[Spatial layout entries]
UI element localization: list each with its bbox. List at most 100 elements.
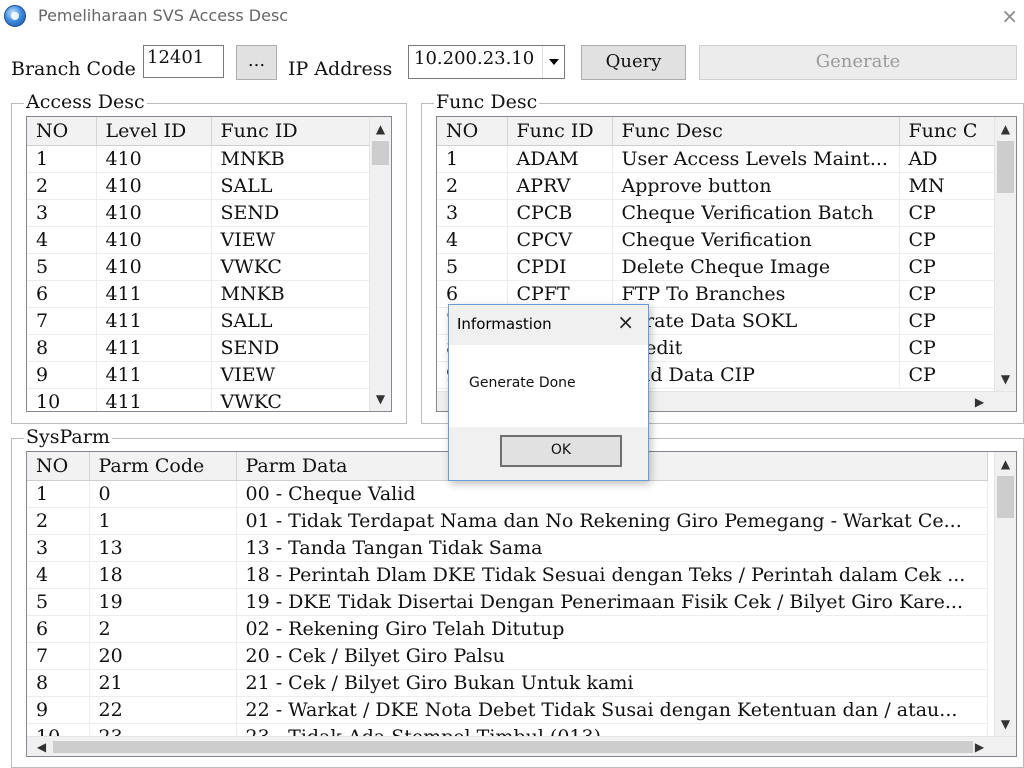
table-cell: Credit bbox=[612, 334, 900, 362]
table-row[interactable]: 6 411 MNKB bbox=[27, 280, 373, 308]
dialog-title: Informastion bbox=[457, 315, 552, 333]
scroll-up-icon[interactable]: ▲ bbox=[995, 456, 1016, 472]
table-row[interactable]: 4 410 VIEW bbox=[27, 226, 373, 254]
table-cell: 2 bbox=[89, 615, 237, 643]
browse-branch-button[interactable]: ... bbox=[236, 45, 277, 80]
table-row[interactable]: 9 411 VIEW bbox=[27, 361, 373, 389]
table-cell: Cheque Verification bbox=[612, 226, 900, 254]
window-close-button[interactable]: × bbox=[1001, 4, 1018, 28]
table-cell: MNKB bbox=[211, 280, 373, 308]
scroll-thumb[interactable] bbox=[997, 476, 1014, 518]
ip-dropdown-button[interactable] bbox=[542, 46, 564, 78]
table-cell: 4 bbox=[27, 561, 90, 589]
sysparm-grid[interactable]: NO Parm Code Parm Data 1 0 00 - Cheque Valid… bbox=[26, 451, 1017, 757]
column-header[interactable]: NO bbox=[27, 452, 90, 481]
table-cell: FTP To Branches bbox=[612, 280, 900, 308]
scroll-down-icon[interactable]: ▼ bbox=[995, 716, 1016, 732]
window-title: Pemeliharaan SVS Access Desc bbox=[38, 6, 289, 25]
table-cell: 9 bbox=[27, 696, 90, 724]
column-header[interactable]: Level ID bbox=[96, 117, 212, 146]
table-cell: 1 bbox=[89, 507, 237, 535]
table-row[interactable]: 3 13 13 - Tanda Tangan Tidak Sama bbox=[27, 534, 988, 562]
table-cell: 18 - Perintah Dlam DKE Tidak Sesuai deng… bbox=[236, 561, 988, 589]
generate-button[interactable]: Generate bbox=[699, 45, 1017, 80]
table-row[interactable]: 4 18 18 - Perintah Dlam DKE Tidak Sesuai d… bbox=[27, 561, 988, 589]
func-desc-title: Func Desc bbox=[434, 91, 540, 113]
table-cell: CP bbox=[899, 253, 1008, 281]
table-cell: 19 bbox=[89, 588, 237, 616]
table-cell: CP bbox=[899, 199, 1008, 227]
table-row[interactable]: 7 411 SALL bbox=[27, 307, 373, 335]
table-row[interactable]: 1 ADAM User Access Levels Maint... AD bbox=[437, 145, 1008, 173]
table-cell: 2 bbox=[437, 172, 508, 200]
table-cell: 1 bbox=[27, 480, 90, 508]
ip-address-select[interactable]: 10.200.23.10 bbox=[408, 45, 565, 79]
table-row[interactable]: 6 2 02 - Rekening Giro Telah Ditutup bbox=[27, 615, 988, 643]
dialog-close-button[interactable]: × bbox=[617, 310, 634, 334]
table-cell: 410 bbox=[96, 226, 212, 254]
table-row[interactable]: 1 410 MNKB bbox=[27, 145, 373, 173]
table-row[interactable]: 7 20 20 - Cek / Bilyet Giro Palsu bbox=[27, 642, 988, 670]
column-header[interactable]: NO bbox=[437, 117, 508, 146]
sysparm-hscrollbar[interactable]: ◀ ▶ bbox=[27, 736, 1016, 756]
table-cell: 20 - Cek / Bilyet Giro Palsu bbox=[236, 642, 988, 670]
table-row[interactable]: 5 410 VWKC bbox=[27, 253, 373, 281]
table-cell: load Data CIP bbox=[612, 361, 900, 389]
app-icon bbox=[4, 5, 26, 27]
scroll-up-icon[interactable]: ▲ bbox=[370, 121, 391, 137]
table-cell: VWKC bbox=[211, 253, 373, 281]
table-cell: 3 bbox=[437, 199, 508, 227]
table-cell: VIEW bbox=[211, 361, 373, 389]
column-header[interactable]: Func ID bbox=[507, 117, 613, 146]
table-cell: CP bbox=[899, 307, 1008, 335]
table-row[interactable]: 3 410 SEND bbox=[27, 199, 373, 227]
table-row[interactable]: 8 411 SEND bbox=[27, 334, 373, 362]
table-row[interactable]: 1 0 00 - Cheque Valid bbox=[27, 480, 988, 508]
table-cell: CPDI bbox=[507, 253, 613, 281]
sysparm-title: SysParm bbox=[24, 426, 112, 448]
func-desc-vscrollbar[interactable]: ▲ ▼ bbox=[994, 117, 1016, 391]
table-cell: Cheque Verification Batch bbox=[612, 199, 900, 227]
table-cell: CP bbox=[899, 226, 1008, 254]
sysparm-vscrollbar[interactable]: ▲ ▼ bbox=[994, 452, 1016, 736]
column-header[interactable]: Parm Code bbox=[89, 452, 237, 481]
column-header[interactable]: Func Desc bbox=[612, 117, 900, 146]
table-cell: User Access Levels Maint... bbox=[612, 145, 900, 173]
column-header[interactable]: Func C bbox=[899, 117, 1008, 146]
table-cell: 18 bbox=[89, 561, 237, 589]
table-row[interactable]: 2 APRV Approve button MN bbox=[437, 172, 1008, 200]
chevron-down-icon bbox=[548, 59, 559, 65]
table-row[interactable]: 5 CPDI Delete Cheque Image CP bbox=[437, 253, 1008, 281]
scroll-down-icon[interactable]: ▼ bbox=[995, 371, 1016, 387]
table-cell: 0 bbox=[89, 480, 237, 508]
table-row[interactable]: 2 410 SALL bbox=[27, 172, 373, 200]
table-row[interactable]: 4 CPCV Cheque Verification CP bbox=[437, 226, 1008, 254]
table-row[interactable]: 9 22 22 - Warkat / DKE Nota Debet Tidak Su… bbox=[27, 696, 988, 724]
table-cell: MNKB bbox=[211, 145, 373, 173]
table-cell: 6 bbox=[27, 280, 97, 308]
table-cell: 9 bbox=[27, 361, 97, 389]
table-cell: 22 - Warkat / DKE Nota Debet Tidak Susai… bbox=[236, 696, 988, 724]
branch-code-input[interactable]: 12401 bbox=[143, 45, 224, 78]
table-row[interactable]: 2 1 01 - Tidak Terdapat Nama dan No Rekeni… bbox=[27, 507, 988, 535]
scroll-right-icon[interactable]: ▶ bbox=[969, 739, 990, 755]
scroll-thumb[interactable] bbox=[997, 141, 1014, 193]
scroll-thumb[interactable] bbox=[53, 741, 973, 753]
scroll-right-icon[interactable]: ▶ bbox=[969, 394, 990, 410]
column-header[interactable]: NO bbox=[27, 117, 97, 146]
ok-button[interactable]: OK bbox=[500, 435, 622, 467]
table-row[interactable]: 8 21 21 - Cek / Bilyet Giro Bukan Untuk ka… bbox=[27, 669, 988, 697]
scroll-left-icon[interactable]: ◀ bbox=[31, 739, 52, 755]
column-header[interactable]: Func ID bbox=[211, 117, 373, 146]
table-row[interactable]: 10 411 VWKC bbox=[27, 388, 373, 411]
query-button[interactable]: Query bbox=[581, 45, 686, 80]
access-desc-vscrollbar[interactable]: ▲ ▼ bbox=[369, 117, 391, 411]
table-row[interactable]: 5 19 19 - DKE Tidak Disertai Dengan Peneri… bbox=[27, 588, 988, 616]
table-cell: VIEW bbox=[211, 226, 373, 254]
table-row[interactable]: 3 CPCB Cheque Verification Batch CP bbox=[437, 199, 1008, 227]
access-desc-grid[interactable]: NO Level ID Func ID 1 410 MNKB 2 410 SALL 3 410 SE… bbox=[26, 116, 392, 412]
scroll-thumb[interactable] bbox=[372, 141, 389, 165]
table-cell: 5 bbox=[27, 588, 90, 616]
scroll-up-icon[interactable]: ▲ bbox=[995, 121, 1016, 137]
scroll-down-icon[interactable]: ▼ bbox=[370, 391, 391, 407]
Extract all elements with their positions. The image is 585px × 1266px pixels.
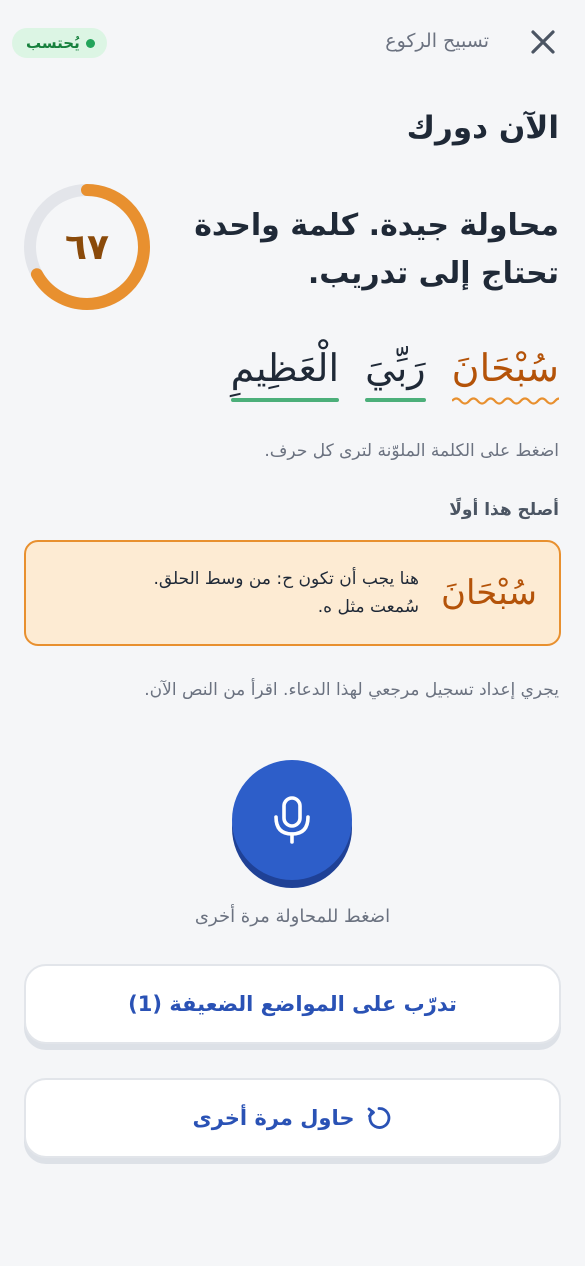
correct-underline bbox=[365, 398, 426, 402]
status-badge: يُحتسب bbox=[12, 28, 107, 58]
fix-first-label: أصلح هذا أولًا bbox=[449, 500, 559, 520]
status-badge-label: يُحتسب bbox=[26, 34, 80, 52]
record-button-face bbox=[232, 760, 352, 880]
practice-button-label: تدرّب على المواضع الضعيفة (1) bbox=[128, 992, 457, 1016]
record-button[interactable] bbox=[232, 760, 352, 888]
record-caption: اضغط للمحاولة مرة أخرى bbox=[194, 906, 391, 927]
retry-icon bbox=[367, 1107, 390, 1129]
page-title: تسبيح الركوع bbox=[385, 30, 489, 52]
fix-word: سُبْحَانَ bbox=[440, 573, 537, 613]
feedback-message: محاولة جيدة. كلمة واحدة تحتاج إلى تدريب. bbox=[194, 208, 559, 291]
score-value: ٦٧ bbox=[65, 226, 109, 268]
practice-weak-spots-button[interactable]: تدرّب على المواضع الضعيفة (1) bbox=[24, 964, 561, 1044]
status-dot bbox=[85, 38, 95, 48]
word-rabbiya[interactable]: رَبِّيَ bbox=[365, 340, 426, 402]
try-again-label: حاول مرة أخرى bbox=[192, 1106, 355, 1130]
page: تسبيح الركوع يُحتسب الآن دورك ٦٧ محاولة … bbox=[0, 0, 585, 1266]
wavy-underline bbox=[451, 397, 559, 405]
word-text: رَبِّيَ bbox=[365, 346, 426, 390]
fix-first-card[interactable]: سُبْحَانَ هنا يجب أن تكون ح: من وسط الحل… bbox=[24, 540, 561, 646]
correct-underline bbox=[230, 398, 340, 402]
word-subhana[interactable]: سُبْحَانَ bbox=[451, 340, 559, 405]
fix-explanation: هنا يجب أن تكون ح: من وسط الحلق. سُمعت م… bbox=[153, 565, 419, 621]
word-list: سُبْحَانَ رَبِّيَ الْعَظِيمِ bbox=[230, 340, 559, 405]
word-al-azim[interactable]: الْعَظِيمِ bbox=[230, 340, 340, 402]
header: تسبيح الركوع يُحتسب bbox=[0, 22, 585, 64]
fix-explanation-line: هنا يجب أن تكون ح: من وسط الحلق. bbox=[153, 569, 419, 589]
word-text: الْعَظِيمِ bbox=[230, 346, 340, 390]
reference-note: يجري إعداد تسجيل مرجعي لهذا الدعاء. اقرأ… bbox=[144, 680, 559, 700]
close-icon bbox=[531, 30, 555, 54]
tap-hint: اضغط على الكلمة الملوّنة لترى كل حرف. bbox=[264, 441, 559, 461]
close-button[interactable] bbox=[525, 22, 561, 62]
fix-explanation-line: سُمعت مثل ه. bbox=[317, 597, 419, 617]
try-again-button[interactable]: حاول مرة أخرى bbox=[24, 1078, 561, 1158]
score-ring: ٦٧ bbox=[22, 182, 152, 312]
word-text: سُبْحَانَ bbox=[451, 346, 559, 390]
microphone-icon bbox=[274, 796, 310, 844]
your-turn-heading: الآن دورك bbox=[406, 110, 559, 146]
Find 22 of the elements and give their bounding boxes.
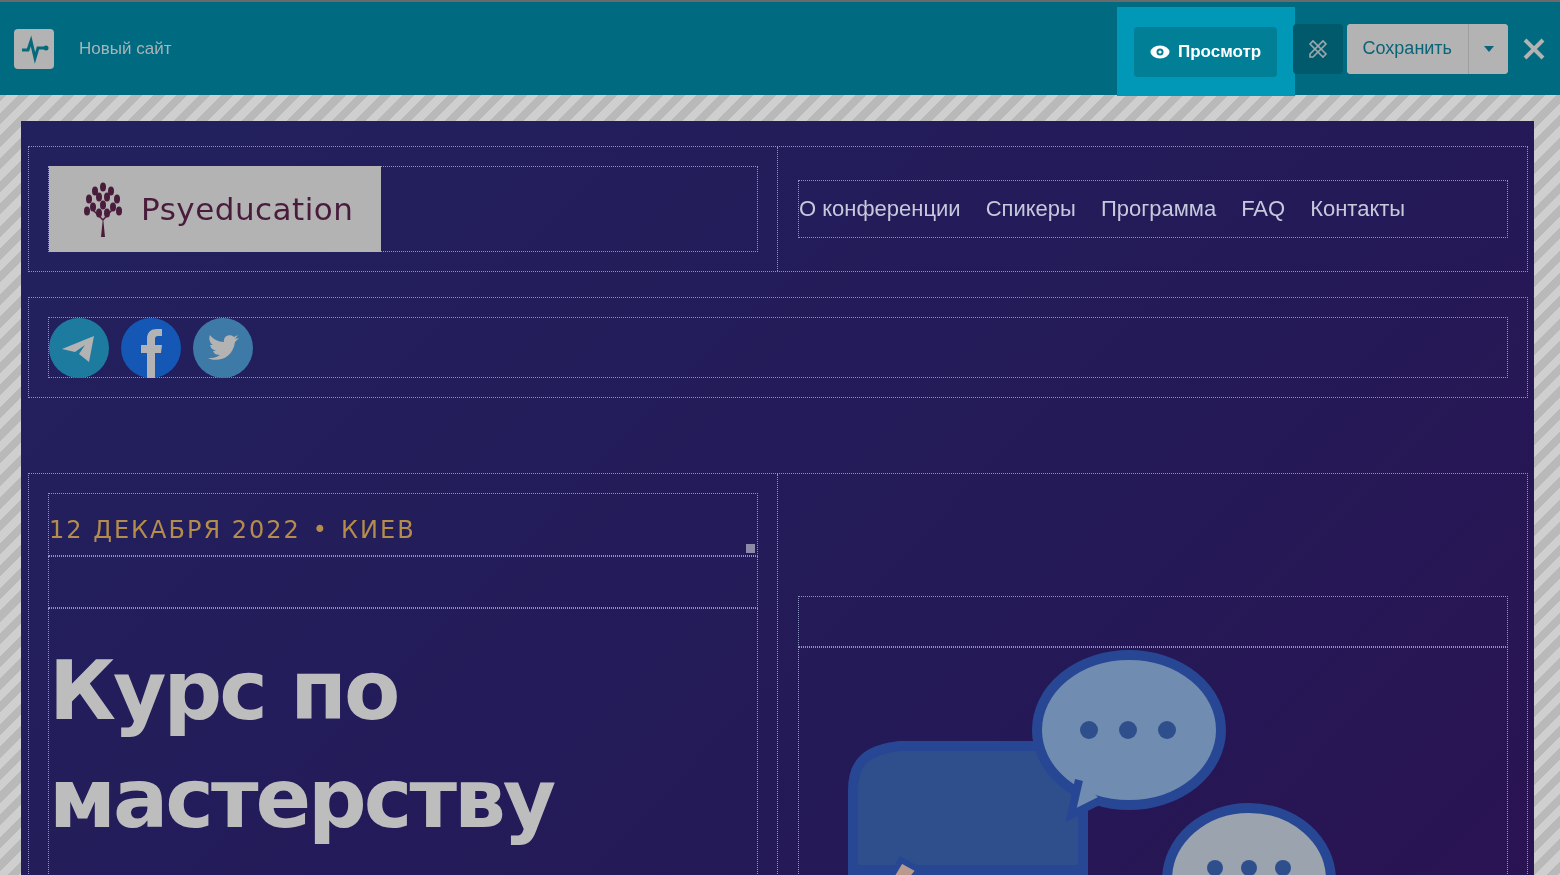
headline: Курс по мастерству	[49, 642, 555, 848]
nav-link[interactable]: Спикеры	[985, 196, 1076, 222]
event-date-location: 12 ДЕКАБРЯ 2022 • КИЕВ	[49, 515, 417, 544]
pulse-icon[interactable]	[14, 28, 54, 69]
design-tools-button[interactable]	[1292, 23, 1343, 74]
nav-link[interactable]: О конференции	[799, 196, 961, 222]
preview-button[interactable]: Просмотр	[1133, 26, 1278, 77]
telegram-icon[interactable]	[49, 317, 109, 378]
pencil-ruler-icon	[1306, 37, 1329, 60]
logo-text: Psyeducation	[141, 191, 354, 227]
resize-handle[interactable]	[746, 544, 755, 553]
close-icon	[1522, 36, 1546, 61]
close-button[interactable]	[1522, 36, 1546, 61]
twitter-icon[interactable]	[193, 317, 253, 378]
caret-icon	[1483, 45, 1494, 52]
logo[interactable]: Psyeducation	[49, 166, 381, 252]
eye-icon	[1149, 44, 1170, 59]
nav-link[interactable]: FAQ	[1241, 196, 1286, 222]
nav-link[interactable]: Контакты	[1310, 196, 1406, 222]
nav-link[interactable]: Программа	[1100, 196, 1217, 222]
facebook-icon[interactable]	[121, 317, 181, 378]
site-title: Новый сайт	[79, 38, 172, 59]
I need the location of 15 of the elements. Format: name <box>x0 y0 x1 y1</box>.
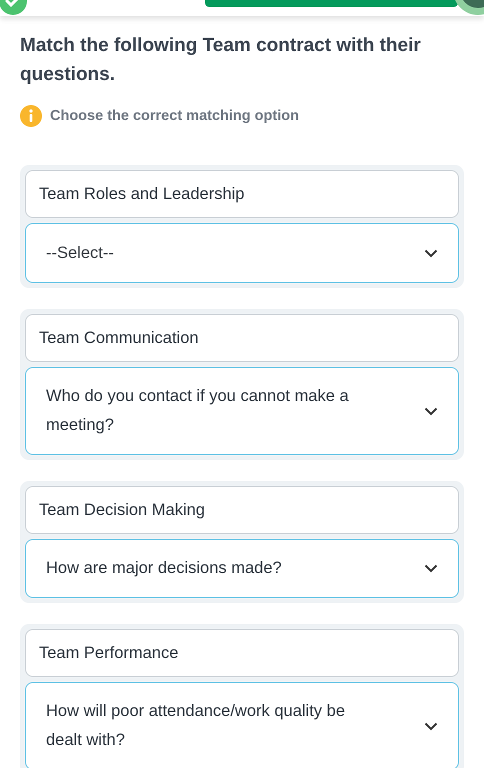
info-icon <box>20 105 42 127</box>
answer-dropdown[interactable]: How will poor attendance/work quality be dealt with? <box>25 682 459 768</box>
chevron-down-icon <box>424 248 438 258</box>
term-label: Team Performance <box>25 629 459 677</box>
term-label: Team Communication <box>25 314 459 362</box>
chevron-down-icon <box>424 722 438 730</box>
chevron-down-icon <box>424 406 438 416</box>
answer-dropdown[interactable]: --Select-- <box>25 223 459 283</box>
term-label: Team Roles and Leadership <box>25 170 459 218</box>
chevron-down-icon <box>424 564 438 573</box>
hint-text: Choose the correct matching option <box>50 108 299 124</box>
question-title: Match the following Team contract with their questions. <box>20 34 422 87</box>
answer-dropdown[interactable]: How are major decisions made? <box>25 539 459 598</box>
term-label: Team Decision Making <box>25 486 459 534</box>
answer-dropdown[interactable]: Who do you contact if you cannot make a meeting? <box>25 367 459 455</box>
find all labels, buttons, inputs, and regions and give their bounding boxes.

### STATED TASK
Give the records lines as a numbered list, skipping any blank lines. Begin at the line that contains "info-icon <box>20 105 42 127</box>" and stop after the line that contains "hint-text: Choose the".

### ANSWER
1. info-icon <box>20 105 42 127</box>
2. answer-dropdown[interactable]: How will poor attendance/work quality be dealt with? <box>25 682 459 768</box>
3. chevron-down-icon <box>424 248 438 258</box>
4. term-label: Team Performance <box>25 629 459 677</box>
5. term-label: Team Communication <box>25 314 459 362</box>
6. chevron-down-icon <box>424 722 438 730</box>
7. chevron-down-icon <box>424 406 438 416</box>
8. answer-dropdown[interactable]: --Select-- <box>25 223 459 283</box>
9. term-label: Team Roles and Leadership <box>25 170 459 218</box>
10. chevron-down-icon <box>424 564 438 573</box>
11. hint-text: Choose the correct matching option <box>50 108 299 124</box>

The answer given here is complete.